Aim of the task => Find each line in the entries below that contains the string "Hällbybacken", and copy those lines out in full.

Records for the exercise =>
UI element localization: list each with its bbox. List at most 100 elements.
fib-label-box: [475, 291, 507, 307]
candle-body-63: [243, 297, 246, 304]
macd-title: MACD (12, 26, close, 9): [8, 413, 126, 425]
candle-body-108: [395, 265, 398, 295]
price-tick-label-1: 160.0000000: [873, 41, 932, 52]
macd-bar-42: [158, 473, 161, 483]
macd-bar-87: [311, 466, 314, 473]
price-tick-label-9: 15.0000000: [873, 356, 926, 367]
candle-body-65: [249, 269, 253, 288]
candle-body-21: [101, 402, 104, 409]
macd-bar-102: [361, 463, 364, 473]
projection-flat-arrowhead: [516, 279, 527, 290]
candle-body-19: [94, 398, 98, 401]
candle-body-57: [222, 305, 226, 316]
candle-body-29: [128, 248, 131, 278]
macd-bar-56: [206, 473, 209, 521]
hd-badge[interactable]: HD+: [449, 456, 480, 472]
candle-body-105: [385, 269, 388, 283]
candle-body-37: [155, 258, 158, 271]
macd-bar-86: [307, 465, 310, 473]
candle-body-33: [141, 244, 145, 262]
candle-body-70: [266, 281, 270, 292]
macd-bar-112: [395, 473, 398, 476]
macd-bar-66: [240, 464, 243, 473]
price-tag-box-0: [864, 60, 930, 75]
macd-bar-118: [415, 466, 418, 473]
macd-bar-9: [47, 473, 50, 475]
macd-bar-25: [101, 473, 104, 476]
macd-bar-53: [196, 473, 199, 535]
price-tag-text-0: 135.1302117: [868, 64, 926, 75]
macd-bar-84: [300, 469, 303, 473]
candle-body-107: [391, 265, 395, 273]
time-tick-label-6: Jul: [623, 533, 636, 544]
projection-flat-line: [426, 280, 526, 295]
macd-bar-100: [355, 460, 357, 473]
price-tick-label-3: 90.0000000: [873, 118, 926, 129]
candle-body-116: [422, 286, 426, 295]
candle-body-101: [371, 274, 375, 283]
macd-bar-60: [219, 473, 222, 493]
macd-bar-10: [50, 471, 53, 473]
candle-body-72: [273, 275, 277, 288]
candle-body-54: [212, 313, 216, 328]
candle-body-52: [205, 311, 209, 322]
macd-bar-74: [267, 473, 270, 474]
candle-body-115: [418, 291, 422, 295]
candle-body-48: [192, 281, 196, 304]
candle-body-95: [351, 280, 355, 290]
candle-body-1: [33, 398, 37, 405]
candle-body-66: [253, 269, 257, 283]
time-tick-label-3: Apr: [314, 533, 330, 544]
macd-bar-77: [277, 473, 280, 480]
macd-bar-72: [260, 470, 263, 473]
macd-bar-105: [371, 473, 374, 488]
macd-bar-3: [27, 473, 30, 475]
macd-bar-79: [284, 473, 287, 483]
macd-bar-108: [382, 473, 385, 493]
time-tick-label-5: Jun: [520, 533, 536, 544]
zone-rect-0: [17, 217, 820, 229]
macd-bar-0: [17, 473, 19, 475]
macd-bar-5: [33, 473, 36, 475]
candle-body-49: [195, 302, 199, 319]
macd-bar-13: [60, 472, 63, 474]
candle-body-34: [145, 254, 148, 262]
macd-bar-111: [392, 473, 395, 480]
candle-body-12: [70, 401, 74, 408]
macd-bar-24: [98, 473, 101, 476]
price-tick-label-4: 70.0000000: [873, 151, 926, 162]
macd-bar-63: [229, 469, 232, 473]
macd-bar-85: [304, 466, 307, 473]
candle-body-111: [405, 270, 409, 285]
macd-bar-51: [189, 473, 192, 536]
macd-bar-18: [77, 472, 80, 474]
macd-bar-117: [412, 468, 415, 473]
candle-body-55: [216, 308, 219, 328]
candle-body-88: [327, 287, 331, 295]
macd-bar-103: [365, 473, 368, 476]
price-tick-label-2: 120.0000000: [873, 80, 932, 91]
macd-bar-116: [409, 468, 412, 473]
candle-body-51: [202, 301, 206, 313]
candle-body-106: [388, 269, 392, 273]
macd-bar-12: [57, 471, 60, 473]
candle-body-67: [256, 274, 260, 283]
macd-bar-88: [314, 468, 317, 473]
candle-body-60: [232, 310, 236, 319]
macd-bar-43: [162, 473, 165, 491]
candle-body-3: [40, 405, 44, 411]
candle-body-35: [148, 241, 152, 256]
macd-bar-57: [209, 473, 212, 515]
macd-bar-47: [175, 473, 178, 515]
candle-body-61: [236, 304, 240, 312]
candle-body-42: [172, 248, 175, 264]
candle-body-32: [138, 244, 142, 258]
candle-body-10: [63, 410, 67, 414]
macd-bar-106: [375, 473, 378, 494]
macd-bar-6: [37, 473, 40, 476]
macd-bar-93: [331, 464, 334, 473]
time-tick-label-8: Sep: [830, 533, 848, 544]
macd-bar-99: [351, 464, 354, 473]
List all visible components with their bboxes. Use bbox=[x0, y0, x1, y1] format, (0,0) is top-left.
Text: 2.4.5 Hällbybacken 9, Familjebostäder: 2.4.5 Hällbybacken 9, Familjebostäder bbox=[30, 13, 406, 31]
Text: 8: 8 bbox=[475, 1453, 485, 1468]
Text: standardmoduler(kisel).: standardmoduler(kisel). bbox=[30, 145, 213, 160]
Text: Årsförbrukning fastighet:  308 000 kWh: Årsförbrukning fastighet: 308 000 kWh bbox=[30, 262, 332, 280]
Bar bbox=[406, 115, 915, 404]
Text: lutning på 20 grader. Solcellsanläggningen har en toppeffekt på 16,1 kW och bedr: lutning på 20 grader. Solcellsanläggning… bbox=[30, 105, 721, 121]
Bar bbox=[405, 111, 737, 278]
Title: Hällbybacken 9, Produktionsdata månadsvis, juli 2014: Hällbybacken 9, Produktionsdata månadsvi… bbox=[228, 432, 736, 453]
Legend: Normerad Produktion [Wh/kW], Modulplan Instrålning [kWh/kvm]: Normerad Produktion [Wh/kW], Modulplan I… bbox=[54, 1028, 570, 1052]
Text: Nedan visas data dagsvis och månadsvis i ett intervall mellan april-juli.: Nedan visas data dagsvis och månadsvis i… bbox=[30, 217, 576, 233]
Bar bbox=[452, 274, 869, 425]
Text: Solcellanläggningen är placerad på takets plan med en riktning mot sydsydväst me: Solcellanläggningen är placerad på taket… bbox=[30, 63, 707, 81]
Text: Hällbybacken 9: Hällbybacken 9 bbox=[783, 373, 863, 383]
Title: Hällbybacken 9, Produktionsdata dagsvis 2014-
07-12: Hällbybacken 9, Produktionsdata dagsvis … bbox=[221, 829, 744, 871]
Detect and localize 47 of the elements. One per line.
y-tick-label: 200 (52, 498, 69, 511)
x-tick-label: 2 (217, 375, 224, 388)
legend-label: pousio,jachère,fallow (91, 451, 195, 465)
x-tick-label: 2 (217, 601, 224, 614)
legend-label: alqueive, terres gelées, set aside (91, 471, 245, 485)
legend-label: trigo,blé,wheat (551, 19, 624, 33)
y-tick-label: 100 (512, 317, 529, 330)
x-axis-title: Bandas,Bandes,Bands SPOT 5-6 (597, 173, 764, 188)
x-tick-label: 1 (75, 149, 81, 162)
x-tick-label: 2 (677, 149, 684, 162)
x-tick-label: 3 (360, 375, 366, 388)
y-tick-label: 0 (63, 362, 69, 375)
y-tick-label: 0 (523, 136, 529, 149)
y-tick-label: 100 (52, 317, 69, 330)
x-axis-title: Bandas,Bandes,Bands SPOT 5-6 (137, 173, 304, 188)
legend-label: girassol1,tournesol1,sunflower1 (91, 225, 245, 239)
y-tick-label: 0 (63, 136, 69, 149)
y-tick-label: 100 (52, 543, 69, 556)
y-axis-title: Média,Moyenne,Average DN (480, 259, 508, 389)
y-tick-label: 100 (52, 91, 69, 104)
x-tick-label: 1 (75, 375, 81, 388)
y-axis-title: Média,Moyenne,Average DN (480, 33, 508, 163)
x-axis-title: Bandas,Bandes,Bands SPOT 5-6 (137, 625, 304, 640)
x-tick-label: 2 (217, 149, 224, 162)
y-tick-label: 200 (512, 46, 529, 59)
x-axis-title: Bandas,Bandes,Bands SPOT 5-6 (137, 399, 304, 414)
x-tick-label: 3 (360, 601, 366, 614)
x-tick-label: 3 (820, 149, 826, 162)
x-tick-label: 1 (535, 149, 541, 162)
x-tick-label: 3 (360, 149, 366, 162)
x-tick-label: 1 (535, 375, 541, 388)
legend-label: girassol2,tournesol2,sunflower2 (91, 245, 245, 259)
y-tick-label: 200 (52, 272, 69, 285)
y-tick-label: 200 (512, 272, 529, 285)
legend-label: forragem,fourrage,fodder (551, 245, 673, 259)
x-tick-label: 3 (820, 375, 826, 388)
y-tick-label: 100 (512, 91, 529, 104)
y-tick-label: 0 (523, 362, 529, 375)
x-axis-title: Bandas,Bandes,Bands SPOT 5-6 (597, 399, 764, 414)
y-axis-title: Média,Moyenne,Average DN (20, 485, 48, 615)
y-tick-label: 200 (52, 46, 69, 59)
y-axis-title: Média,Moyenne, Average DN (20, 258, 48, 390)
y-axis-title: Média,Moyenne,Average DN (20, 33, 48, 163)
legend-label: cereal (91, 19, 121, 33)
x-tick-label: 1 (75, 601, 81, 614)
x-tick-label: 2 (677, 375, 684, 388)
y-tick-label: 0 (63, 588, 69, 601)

Exercise output =>
Text: 2.4.5 Hällbybacken 9, Familjebostäder: 2.4.5 Hällbybacken 9, Familjebostäder bbox=[30, 13, 406, 31]
Title: Hällbybacken 9, Produktionsdata månadsvis, juli 2014: Hällbybacken 9, Produktionsdata månadsvi… bbox=[228, 432, 736, 453]
Text: Hällbybacken 9: Hällbybacken 9 bbox=[783, 373, 863, 383]
Title: Hällbybacken 9, Produktionsdata dagsvis 2014-
07-12: Hällbybacken 9, Produktionsdata dagsvis … bbox=[221, 829, 744, 871]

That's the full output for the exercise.